> Written instruction: Go through the data below and gather each line containing "navigator".

> Data for processing:
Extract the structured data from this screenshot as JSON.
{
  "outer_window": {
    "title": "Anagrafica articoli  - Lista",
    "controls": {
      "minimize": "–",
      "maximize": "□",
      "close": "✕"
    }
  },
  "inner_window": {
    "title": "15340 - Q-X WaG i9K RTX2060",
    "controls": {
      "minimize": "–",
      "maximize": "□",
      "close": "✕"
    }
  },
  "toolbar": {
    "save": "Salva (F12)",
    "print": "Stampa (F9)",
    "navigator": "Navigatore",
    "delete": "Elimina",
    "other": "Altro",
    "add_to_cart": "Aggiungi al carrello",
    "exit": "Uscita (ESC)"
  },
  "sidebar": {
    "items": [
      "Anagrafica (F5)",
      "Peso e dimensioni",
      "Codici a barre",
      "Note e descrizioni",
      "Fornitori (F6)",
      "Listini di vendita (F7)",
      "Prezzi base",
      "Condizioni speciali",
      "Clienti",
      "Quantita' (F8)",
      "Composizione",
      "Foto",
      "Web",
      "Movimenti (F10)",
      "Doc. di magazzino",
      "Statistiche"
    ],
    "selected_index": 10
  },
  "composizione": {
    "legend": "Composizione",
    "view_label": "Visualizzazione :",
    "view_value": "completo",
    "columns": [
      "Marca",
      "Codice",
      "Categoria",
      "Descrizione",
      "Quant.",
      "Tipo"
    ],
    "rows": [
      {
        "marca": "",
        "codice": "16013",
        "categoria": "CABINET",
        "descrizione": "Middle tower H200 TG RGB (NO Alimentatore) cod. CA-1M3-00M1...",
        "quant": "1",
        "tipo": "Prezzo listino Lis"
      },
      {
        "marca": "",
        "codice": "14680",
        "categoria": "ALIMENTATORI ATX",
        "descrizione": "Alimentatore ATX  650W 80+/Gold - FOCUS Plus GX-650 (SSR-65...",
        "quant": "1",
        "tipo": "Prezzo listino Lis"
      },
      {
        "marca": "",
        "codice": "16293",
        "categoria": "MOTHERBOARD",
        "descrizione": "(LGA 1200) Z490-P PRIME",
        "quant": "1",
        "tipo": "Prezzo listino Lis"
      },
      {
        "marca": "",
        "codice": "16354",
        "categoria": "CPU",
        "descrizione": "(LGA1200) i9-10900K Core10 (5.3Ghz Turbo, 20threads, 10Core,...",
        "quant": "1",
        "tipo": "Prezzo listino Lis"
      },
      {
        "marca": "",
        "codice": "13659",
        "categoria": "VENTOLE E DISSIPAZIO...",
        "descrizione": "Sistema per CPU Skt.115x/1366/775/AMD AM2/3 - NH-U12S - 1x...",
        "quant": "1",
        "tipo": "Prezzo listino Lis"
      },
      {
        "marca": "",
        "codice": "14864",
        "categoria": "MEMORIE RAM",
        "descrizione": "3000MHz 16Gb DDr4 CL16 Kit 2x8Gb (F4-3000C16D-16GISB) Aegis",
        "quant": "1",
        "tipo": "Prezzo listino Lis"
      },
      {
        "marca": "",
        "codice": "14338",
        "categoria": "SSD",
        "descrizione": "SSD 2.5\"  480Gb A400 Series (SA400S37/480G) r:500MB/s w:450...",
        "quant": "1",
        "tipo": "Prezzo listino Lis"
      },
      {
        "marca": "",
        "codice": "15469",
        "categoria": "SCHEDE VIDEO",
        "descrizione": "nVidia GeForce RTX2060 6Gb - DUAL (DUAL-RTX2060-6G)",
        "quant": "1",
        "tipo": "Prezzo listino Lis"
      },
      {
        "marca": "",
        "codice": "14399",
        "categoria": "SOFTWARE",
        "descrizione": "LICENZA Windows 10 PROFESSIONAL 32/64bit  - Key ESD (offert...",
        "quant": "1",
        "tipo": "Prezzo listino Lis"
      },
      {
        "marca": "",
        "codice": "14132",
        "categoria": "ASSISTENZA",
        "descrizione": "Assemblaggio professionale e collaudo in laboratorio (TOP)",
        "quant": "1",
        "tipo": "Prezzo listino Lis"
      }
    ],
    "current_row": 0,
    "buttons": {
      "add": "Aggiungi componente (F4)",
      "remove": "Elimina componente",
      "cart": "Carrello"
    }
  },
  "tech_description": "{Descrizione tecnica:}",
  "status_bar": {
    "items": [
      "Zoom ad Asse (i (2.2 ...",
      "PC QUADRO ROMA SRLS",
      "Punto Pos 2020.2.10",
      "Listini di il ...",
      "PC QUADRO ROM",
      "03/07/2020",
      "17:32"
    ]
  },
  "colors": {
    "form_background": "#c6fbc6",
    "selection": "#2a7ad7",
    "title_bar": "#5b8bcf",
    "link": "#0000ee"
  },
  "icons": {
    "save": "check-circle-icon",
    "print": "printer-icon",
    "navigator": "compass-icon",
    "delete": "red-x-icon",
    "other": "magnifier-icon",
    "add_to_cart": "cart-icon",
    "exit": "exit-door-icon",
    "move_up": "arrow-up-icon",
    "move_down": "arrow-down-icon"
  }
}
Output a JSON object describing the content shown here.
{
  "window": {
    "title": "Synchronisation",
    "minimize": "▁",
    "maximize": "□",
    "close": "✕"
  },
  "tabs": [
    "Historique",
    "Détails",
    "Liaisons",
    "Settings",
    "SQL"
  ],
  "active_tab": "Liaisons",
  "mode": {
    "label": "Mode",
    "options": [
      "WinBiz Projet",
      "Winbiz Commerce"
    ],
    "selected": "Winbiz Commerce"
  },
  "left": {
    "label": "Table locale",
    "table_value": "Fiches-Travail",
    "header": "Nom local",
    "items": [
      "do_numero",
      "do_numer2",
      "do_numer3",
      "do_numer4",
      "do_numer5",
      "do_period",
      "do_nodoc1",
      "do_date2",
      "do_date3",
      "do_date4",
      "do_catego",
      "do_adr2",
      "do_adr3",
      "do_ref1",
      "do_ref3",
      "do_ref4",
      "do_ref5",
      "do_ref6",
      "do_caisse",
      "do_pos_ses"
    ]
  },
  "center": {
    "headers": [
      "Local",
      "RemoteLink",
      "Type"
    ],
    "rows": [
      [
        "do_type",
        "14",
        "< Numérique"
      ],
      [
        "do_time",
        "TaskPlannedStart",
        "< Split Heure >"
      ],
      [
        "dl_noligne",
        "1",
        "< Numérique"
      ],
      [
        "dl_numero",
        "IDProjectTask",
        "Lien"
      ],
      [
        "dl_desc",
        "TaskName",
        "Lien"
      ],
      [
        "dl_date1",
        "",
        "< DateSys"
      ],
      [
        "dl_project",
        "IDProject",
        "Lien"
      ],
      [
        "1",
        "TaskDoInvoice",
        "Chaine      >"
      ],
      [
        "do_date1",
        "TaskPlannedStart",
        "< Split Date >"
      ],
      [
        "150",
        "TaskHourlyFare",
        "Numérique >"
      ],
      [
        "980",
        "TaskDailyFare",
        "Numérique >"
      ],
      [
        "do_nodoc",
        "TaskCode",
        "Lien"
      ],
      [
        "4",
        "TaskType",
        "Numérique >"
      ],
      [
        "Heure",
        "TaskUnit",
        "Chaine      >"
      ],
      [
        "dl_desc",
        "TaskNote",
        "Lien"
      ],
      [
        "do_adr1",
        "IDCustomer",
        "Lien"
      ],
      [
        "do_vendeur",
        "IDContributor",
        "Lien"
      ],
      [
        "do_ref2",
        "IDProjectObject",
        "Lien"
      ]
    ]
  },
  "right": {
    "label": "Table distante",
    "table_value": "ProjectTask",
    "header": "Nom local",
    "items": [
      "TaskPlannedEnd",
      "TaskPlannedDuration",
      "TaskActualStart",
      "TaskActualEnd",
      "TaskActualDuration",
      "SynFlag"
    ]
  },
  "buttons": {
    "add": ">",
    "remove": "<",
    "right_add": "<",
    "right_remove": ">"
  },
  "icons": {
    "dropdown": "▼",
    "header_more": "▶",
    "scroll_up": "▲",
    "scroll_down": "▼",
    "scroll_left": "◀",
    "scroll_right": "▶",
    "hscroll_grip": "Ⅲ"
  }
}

> Exercise solution:
    "navigator": "Navigatore",
    "navigator": "compass-icon",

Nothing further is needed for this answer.